(Data entries)
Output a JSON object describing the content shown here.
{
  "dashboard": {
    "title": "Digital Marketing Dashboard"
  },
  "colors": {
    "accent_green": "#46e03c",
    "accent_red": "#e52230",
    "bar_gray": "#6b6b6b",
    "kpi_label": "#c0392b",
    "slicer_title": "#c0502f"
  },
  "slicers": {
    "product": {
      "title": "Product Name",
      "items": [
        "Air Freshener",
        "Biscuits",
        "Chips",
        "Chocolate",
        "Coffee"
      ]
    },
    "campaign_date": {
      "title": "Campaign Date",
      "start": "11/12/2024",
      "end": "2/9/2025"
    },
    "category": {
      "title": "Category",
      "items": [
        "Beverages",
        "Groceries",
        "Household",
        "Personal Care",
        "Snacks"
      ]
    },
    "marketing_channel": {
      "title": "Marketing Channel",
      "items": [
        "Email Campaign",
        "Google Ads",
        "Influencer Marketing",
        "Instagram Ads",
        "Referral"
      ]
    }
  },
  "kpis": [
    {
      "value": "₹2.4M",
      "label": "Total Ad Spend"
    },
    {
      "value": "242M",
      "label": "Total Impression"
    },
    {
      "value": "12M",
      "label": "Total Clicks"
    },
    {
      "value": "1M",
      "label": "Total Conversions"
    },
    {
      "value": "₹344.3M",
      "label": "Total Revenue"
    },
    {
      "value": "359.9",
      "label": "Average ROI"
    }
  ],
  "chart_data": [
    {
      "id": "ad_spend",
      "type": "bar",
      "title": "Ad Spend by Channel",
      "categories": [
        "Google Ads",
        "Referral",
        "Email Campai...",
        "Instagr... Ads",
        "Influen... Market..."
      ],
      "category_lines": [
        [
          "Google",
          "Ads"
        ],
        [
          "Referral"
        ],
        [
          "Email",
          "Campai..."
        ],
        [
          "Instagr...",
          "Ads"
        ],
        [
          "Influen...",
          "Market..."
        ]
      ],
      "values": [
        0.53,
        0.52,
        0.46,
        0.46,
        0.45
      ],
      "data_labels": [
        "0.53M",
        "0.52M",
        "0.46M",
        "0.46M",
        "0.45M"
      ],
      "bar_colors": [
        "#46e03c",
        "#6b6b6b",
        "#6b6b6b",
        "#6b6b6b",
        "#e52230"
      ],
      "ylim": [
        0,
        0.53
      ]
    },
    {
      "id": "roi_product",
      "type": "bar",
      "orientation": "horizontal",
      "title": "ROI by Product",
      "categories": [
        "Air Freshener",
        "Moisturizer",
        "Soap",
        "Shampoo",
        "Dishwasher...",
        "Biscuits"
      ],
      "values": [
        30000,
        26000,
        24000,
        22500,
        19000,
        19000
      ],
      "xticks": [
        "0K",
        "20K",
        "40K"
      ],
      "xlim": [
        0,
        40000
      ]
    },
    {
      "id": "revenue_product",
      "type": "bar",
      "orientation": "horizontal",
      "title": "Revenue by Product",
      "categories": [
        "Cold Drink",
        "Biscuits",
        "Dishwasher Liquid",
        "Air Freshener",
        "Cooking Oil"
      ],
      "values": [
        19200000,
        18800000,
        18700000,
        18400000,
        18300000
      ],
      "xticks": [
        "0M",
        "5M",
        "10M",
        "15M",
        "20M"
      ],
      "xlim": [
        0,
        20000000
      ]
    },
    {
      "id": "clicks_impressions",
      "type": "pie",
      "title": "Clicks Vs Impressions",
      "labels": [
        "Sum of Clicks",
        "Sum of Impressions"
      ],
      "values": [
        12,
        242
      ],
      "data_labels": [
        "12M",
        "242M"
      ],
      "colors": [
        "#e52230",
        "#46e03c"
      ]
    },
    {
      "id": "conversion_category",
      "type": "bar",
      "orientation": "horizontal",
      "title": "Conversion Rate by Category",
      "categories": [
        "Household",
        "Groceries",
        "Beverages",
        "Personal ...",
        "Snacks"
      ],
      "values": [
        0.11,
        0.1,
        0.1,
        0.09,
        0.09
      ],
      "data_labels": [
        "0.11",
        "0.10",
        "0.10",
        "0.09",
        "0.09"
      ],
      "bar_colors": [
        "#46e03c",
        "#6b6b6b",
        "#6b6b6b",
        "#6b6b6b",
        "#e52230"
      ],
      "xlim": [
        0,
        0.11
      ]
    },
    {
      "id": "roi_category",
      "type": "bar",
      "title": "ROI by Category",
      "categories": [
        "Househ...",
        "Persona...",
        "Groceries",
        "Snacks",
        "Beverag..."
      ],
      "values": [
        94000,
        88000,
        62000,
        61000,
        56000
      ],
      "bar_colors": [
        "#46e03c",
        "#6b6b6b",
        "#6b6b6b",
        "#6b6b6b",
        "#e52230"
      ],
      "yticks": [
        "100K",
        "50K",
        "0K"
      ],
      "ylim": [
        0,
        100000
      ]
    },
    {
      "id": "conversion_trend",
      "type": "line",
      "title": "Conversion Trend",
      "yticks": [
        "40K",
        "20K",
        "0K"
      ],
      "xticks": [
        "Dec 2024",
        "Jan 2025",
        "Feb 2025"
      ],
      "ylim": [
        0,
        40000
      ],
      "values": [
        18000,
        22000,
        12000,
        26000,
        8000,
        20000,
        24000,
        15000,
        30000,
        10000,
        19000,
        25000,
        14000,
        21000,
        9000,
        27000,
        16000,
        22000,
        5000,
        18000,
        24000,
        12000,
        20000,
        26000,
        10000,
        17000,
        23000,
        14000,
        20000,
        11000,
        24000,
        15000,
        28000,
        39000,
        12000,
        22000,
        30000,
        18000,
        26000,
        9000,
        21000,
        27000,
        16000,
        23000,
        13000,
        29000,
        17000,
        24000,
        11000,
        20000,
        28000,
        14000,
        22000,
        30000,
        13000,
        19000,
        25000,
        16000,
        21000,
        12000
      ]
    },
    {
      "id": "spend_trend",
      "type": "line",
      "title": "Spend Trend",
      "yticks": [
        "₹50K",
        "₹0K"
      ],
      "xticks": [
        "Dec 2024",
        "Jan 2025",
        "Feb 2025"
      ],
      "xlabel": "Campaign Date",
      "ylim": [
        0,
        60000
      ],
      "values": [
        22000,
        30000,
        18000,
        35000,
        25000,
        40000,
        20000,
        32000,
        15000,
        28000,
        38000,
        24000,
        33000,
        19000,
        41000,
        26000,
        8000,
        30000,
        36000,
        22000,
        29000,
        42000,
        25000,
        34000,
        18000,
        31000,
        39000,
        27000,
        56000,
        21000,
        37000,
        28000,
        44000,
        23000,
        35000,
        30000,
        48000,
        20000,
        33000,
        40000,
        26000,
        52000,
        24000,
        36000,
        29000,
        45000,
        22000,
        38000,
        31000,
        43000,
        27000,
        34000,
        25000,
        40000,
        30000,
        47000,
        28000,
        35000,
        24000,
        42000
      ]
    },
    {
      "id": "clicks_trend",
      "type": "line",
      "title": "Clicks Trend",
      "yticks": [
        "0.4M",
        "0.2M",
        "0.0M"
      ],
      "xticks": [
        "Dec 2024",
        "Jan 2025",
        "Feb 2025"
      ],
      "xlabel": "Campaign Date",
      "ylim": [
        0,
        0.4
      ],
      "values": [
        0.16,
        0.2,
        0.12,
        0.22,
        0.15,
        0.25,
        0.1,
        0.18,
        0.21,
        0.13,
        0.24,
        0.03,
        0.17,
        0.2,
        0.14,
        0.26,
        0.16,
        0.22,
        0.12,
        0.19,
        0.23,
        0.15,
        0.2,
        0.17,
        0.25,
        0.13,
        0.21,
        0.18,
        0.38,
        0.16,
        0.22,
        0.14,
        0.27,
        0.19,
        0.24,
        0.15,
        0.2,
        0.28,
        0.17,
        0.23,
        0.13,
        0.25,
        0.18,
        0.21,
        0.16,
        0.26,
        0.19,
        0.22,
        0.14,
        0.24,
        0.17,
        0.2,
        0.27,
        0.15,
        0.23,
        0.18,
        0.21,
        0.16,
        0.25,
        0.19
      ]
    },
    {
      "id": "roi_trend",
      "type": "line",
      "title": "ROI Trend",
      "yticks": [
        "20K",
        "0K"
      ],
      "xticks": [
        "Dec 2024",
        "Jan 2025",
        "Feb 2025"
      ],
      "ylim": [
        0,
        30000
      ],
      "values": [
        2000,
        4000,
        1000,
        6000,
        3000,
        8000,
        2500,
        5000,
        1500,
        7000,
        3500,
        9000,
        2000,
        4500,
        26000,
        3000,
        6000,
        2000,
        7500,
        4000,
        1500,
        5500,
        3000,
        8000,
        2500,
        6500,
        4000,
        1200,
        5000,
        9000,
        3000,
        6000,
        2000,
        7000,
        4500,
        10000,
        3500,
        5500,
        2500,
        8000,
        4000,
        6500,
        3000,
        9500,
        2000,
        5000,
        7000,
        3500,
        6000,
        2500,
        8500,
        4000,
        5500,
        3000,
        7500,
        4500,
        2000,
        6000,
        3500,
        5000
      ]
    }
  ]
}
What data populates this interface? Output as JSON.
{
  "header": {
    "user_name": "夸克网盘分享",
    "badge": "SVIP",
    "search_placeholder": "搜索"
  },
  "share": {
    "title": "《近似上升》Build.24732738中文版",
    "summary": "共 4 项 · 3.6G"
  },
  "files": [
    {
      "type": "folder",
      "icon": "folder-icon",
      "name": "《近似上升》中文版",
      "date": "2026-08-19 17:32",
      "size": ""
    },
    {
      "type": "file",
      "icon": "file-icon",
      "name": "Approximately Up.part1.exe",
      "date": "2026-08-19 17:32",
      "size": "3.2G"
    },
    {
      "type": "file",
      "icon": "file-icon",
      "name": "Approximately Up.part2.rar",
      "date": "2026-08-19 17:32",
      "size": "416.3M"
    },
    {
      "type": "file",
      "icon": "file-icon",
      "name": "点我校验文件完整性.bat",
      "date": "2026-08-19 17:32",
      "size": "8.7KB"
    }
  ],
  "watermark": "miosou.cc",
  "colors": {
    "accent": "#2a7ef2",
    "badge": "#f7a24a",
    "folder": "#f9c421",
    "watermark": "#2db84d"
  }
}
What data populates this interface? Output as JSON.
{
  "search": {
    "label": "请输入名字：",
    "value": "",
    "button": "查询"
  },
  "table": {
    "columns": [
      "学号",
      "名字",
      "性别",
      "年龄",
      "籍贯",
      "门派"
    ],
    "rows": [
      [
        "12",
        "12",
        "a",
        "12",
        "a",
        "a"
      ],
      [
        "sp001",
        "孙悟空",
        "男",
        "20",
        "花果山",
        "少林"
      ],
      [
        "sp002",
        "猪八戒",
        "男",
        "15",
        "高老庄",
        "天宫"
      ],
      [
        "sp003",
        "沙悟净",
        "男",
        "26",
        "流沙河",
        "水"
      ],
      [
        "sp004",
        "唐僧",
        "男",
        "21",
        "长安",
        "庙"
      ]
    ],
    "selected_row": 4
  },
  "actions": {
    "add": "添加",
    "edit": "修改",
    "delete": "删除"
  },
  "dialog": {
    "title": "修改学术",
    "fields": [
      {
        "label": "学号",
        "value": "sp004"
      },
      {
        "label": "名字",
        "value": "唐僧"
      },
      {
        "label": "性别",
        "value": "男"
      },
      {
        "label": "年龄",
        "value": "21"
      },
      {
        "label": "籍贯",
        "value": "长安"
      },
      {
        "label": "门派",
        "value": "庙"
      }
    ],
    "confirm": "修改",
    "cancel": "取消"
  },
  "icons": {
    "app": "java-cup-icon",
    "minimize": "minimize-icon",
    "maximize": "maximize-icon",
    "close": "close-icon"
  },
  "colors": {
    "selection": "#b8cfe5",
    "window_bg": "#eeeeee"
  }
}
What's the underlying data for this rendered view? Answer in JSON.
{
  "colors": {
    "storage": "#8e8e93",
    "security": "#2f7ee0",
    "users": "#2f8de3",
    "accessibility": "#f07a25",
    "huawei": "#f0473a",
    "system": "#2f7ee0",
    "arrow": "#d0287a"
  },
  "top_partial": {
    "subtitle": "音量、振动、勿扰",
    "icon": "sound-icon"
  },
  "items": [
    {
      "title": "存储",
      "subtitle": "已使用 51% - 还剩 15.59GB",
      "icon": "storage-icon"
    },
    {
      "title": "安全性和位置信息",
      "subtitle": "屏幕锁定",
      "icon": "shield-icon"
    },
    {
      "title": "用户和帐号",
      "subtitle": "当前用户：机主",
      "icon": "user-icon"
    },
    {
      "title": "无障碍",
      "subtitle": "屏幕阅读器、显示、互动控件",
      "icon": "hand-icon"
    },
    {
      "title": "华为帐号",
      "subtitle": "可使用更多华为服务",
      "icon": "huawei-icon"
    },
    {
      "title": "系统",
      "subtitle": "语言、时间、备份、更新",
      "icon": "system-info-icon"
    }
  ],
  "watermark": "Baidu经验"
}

#### Objective
Extract all lines of the records above that include "watermark".

#### Solved exercise
  "watermark": "miosou.cc",
    "watermark": "#2db84d"
  "watermark": "Baidu经验"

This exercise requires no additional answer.